[Work to be completed]
Output all lines exactly, with nothing added or dropped.

[Extracted entries]
::::::

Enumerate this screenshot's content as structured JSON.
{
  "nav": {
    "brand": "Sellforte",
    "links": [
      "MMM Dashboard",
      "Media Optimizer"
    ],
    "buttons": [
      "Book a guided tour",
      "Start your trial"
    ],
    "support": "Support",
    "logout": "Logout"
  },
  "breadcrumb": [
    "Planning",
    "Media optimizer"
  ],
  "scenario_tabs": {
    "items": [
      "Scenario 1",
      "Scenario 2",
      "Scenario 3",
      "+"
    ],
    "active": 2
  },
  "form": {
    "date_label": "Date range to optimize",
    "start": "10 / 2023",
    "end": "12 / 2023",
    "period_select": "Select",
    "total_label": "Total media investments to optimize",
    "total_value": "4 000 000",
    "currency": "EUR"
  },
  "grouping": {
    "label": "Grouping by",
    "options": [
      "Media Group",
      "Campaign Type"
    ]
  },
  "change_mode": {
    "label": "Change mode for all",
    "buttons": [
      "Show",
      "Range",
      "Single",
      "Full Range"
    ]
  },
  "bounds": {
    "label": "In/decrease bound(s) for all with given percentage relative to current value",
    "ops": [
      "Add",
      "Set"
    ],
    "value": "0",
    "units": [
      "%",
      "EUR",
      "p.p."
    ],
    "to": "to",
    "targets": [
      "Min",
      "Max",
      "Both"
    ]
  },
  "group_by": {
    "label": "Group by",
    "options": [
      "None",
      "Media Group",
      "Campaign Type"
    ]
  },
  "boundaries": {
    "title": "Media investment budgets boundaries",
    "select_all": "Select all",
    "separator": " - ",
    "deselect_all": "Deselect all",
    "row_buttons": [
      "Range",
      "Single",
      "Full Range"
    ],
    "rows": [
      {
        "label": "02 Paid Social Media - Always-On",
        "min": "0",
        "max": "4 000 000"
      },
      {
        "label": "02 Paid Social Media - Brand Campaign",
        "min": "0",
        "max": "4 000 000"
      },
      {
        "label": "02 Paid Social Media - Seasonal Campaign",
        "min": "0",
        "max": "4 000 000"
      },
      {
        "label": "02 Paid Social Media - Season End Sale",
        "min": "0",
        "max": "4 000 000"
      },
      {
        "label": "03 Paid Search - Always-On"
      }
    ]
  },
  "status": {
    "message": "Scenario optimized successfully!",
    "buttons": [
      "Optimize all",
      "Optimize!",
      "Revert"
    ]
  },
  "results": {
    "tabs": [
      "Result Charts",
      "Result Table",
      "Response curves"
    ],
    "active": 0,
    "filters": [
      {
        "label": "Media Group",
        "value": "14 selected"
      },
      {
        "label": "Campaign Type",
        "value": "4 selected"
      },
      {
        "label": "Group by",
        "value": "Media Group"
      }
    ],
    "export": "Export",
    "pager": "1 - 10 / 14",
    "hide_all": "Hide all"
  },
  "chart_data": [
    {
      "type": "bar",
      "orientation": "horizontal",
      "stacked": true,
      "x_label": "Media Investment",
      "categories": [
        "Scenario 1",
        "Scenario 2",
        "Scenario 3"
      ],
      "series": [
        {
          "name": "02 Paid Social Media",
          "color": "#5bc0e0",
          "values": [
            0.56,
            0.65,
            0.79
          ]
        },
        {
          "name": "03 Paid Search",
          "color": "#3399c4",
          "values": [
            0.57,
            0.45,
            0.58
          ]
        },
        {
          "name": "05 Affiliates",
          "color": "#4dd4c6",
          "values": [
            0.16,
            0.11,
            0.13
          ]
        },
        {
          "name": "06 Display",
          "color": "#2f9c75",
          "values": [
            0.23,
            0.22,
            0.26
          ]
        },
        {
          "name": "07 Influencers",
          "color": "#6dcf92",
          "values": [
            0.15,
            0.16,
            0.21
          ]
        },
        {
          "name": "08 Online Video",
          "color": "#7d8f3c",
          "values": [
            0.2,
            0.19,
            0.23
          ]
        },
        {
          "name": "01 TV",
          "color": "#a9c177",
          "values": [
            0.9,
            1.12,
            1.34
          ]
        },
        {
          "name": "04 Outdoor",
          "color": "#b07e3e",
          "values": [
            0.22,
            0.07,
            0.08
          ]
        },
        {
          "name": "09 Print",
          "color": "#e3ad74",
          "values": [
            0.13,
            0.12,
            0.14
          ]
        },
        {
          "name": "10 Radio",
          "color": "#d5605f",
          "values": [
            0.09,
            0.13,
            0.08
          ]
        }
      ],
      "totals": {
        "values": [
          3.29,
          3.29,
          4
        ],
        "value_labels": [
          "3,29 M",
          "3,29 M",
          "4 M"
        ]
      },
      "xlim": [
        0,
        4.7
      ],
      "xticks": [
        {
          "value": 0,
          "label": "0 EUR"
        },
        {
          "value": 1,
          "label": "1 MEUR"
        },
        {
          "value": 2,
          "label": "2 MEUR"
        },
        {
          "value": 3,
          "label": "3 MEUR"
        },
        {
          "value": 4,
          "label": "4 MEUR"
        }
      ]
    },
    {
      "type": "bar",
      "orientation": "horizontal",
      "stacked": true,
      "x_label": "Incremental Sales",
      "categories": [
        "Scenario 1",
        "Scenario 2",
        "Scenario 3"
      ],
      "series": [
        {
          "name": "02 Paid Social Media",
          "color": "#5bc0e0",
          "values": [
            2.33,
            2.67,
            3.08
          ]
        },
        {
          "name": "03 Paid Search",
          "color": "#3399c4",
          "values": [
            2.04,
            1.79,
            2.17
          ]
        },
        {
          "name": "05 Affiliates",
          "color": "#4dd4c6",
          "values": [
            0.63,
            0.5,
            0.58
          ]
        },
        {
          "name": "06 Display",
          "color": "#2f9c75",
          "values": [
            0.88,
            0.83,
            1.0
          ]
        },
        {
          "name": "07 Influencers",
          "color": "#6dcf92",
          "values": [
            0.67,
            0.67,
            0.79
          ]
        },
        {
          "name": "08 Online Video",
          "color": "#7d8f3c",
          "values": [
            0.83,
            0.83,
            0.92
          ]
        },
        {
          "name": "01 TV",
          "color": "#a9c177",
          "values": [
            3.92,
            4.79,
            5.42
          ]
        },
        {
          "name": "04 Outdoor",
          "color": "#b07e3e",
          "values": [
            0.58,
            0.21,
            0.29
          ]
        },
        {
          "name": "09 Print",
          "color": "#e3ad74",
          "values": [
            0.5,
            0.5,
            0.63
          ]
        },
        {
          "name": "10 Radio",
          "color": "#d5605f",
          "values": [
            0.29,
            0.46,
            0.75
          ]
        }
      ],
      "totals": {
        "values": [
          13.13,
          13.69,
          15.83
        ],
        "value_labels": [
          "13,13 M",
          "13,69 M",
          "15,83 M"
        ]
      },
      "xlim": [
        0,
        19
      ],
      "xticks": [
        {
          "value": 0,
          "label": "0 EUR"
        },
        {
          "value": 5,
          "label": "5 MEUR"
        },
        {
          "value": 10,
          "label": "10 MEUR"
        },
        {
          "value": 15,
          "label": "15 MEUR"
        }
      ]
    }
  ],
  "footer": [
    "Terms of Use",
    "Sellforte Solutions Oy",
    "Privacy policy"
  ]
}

::::::

[Exercise output]
Enumerate this screenshot's content as structured JSON.
{
  "nav": {
    "brand": "Sellforte",
    "links": [
      "MMM Dashboard",
      "Media Optimizer"
    ],
    "buttons": [
      "Book a guided tour",
      "Start your trial"
    ],
    "support": "Support",
    "logout": "Logout"
  },
  "breadcrumb": [
    "Planning",
    "Media optimizer"
  ],
  "scenario_tabs": {
    "items": [
      "Scenario 1",
      "Scenario 2",
      "Scenario 3",
      "+"
    ],
    "active": 2
  },
  "form": {
    "date_label": "Date range to optimize",
    "start": "10 / 2023",
    "end": "12 / 2023",
    "period_select": "Select",
    "total_label": "Total media investments to optimize",
    "total_value": "4 000 000",
    "currency": "EUR"
  },
  "grouping": {
    "label": "Grouping by",
    "options": [
      "Media Group",
      "Campaign Type"
    ]
  },
  "change_mode": {
    "label": "Change mode for all",
    "buttons": [
      "Show",
      "Range",
      "Single",
      "Full Range"
    ]
  },
  "bounds": {
    "label": "In/decrease bound(s) for all with given percentage relative to current value",
    "ops": [
      "Add",
      "Set"
    ],
    "value": "0",
    "units": [
      "%",
      "EUR",
      "p.p."
    ],
    "to": "to",
    "targets": [
      "Min",
      "Max",
      "Both"
    ]
  },
  "group_by": {
    "label": "Group by",
    "options": [
      "None",
      "Media Group",
      "Campaign Type"
    ]
  },
  "boundaries": {
    "title": "Media investment budgets boundaries",
    "select_all": "Select all",
    "separator": " - ",
    "deselect_all": "Deselect all",
    "row_buttons": [
      "Range",
      "Single",
      "Full Range"
    ],
    "rows": [
      {
        "label": "02 Paid Social Media - Always-On",
        "min": "0",
        "max": "4 000 000"
      },
      {
        "label": "02 Paid Social Media - Brand Campaign",
        "min": "0",
        "max": "4 000 000"
      },
      {
        "label": "02 Paid Social Media - Seasonal Campaign",
        "min": "0",
        "max": "4 000 000"
      },
      {
        "label": "02 Paid Social Media - Season End Sale",
        "min": "0",
        "max": "4 000 000"
      },
      {
        "label": "03 Paid Search - Always-On"
      }
    ]
  },
  "status": {
    "message": "Scenario optimized successfully!",
    "buttons": [
      "Optimize all",
      "Optimize!",
      "Revert"
    ]
  },
  "results": {
    "tabs": [
      "Result Charts",
      "Result Table",
      "Response curves"
    ],
    "active": 0,
    "filters": [
      {
        "label": "Media Group",
        "value": "14 selected"
      },
      {
        "label": "Campaign Type",
        "value": "4 selected"
      },
      {
        "label": "Group by",
        "value": "Media Group"
      }
    ],
    "export": "Export",
    "pager": "1 - 10 / 14",
    "hide_all": "Hide all"
  },
  "chart_data": [
    {
      "type": "bar",
      "orientation": "horizontal",
      "stacked": true,
      "x_label": "Media Investment",
      "categories": [
        "Scenario 1",
        "Scenario 2",
        "Scenario 3"
      ],
      "series": [
        {
          "name": "02 Paid Social Media",
          "color": "#5bc0e0",
          "values": [
            0.56,
            0.65,
            0.79
          ]
        },
        {
          "name": "03 Paid Search",
          "color": "#3399c4",
          "values": [
            0.57,
            0.45,
            0.58
          ]
        },
        {
          "name": "05 Affiliates",
          "color": "#4dd4c6",
          "values": [
            0.16,
            0.11,
            0.13
          ]
        },
        {
          "name": "06 Display",
          "color": "#2f9c75",
          "values": [
            0.23,
            0.22,
            0.26
          ]
        },
        {
          "name": "07 Influencers",
          "color": "#6dcf92",
          "values": [
            0.15,
            0.16,
            0.21
          ]
        },
        {
          "name": "08 Online Video",
          "color": "#7d8f3c",
          "values": [
            0.2,
            0.19,
            0.23
          ]
        },
        {
          "name": "01 TV",
          "color": "#a9c177",
          "values": [
            0.9,
            1.12,
            1.34
          ]
        },
        {
          "name": "04 Outdoor",
          "color": "#b07e3e",
          "values": [
            0.22,
            0.07,
            0.08
          ]
        },
        {
          "name": "09 Print",
          "color": "#e3ad74",
          "values": [
            0.13,
            0.12,
            0.14
          ]
        },
        {
          "name": "10 Radio",
          "color": "#d5605f",
          "values": [
            0.09,
            0.13,
            0.08
          ]
        }
      ],
      "totals": {
        "values": [
          3.29,
          3.29,
          4
        ],
        "value_labels": [
          "3,29 M",
          "3,29 M",
          "4 M"
        ]
      },
      "xlim": [
        0,
        4.7
      ],
      "xticks": [
        {
          "value": 0,
          "label": "0 EUR"
        },
        {
          "value": 1,
          "label": "1 MEUR"
        },
        {
          "value": 2,
          "label": "2 MEUR"
        },
        {
          "value": 3,
          "label": "3 MEUR"
        },
        {
          "value": 4,
          "label": "4 MEUR"
        }
      ]
    },
    {
      "type": "bar",
      "orientation": "horizontal",
      "stacked": true,
      "x_label": "Incremental Sales",
      "categories": [
        "Scenario 1",
        "Scenario 2",
        "Scenario 3"
      ],
      "series": [
        {
          "name": "02 Paid Social Media",
          "color": "#5bc0e0",
          "values": [
            2.33,
            2.67,
            3.08
          ]
        },
        {
          "name": "03 Paid Search",
          "color": "#3399c4",
          "values": [
            2.04,
            1.79,
            2.17
          ]
        },
        {
          "name": "05 Affiliates",
          "color": "#4dd4c6",
          "values": [
            0.63,
            0.5,
            0.58
          ]
        },
        {
          "name": "06 Display",
          "color": "#2f9c75",
          "values": [
            0.88,
            0.83,
            1.0
          ]
        },
        {
          "name": "07 Influencers",
          "color": "#6dcf92",
          "values": [
            0.67,
            0.67,
            0.79
          ]
        },
        {
          "name": "08 Online Video",
          "color": "#7d8f3c",
          "values": [
            0.83,
            0.83,
            0.92
          ]
        },
        {
          "name": "01 TV",
          "color": "#a9c177",
          "values": [
            3.92,
            4.79,
            5.42
          ]
        },
        {
          "name": "04 Outdoor",
          "color": "#b07e3e",
          "values": [
            0.58,
            0.21,
            0.29
          ]
        },
        {
          "name": "09 Print",
          "color": "#e3ad74",
          "values": [
            0.5,
            0.5,
            0.63
          ]
        },
        {
          "name": "10 Radio",
          "color": "#d5605f",
          "values": [
            0.29,
            0.46,
            0.75
          ]
        }
      ],
      "totals": {
        "values": [
          13.13,
          13.69,
          15.83
        ],
        "value_labels": [
          "13,13 M",
          "13,69 M",
          "15,83 M"
        ]
      },
      "xlim": [
        0,
        19
      ],
      "xticks": [
        {
          "value": 0,
          "label": "0 EUR"
        },
        {
          "value": 5,
          "label": "5 MEUR"
        },
        {
          "value": 10,
          "label": "10 MEUR"
        },
        {
          "value": 15,
          "label": "15 MEUR"
        }
      ]
    }
  ],
  "footer": [
    "Terms of Use",
    "Sellforte Solutions Oy",
    "Privacy policy"
  ]
}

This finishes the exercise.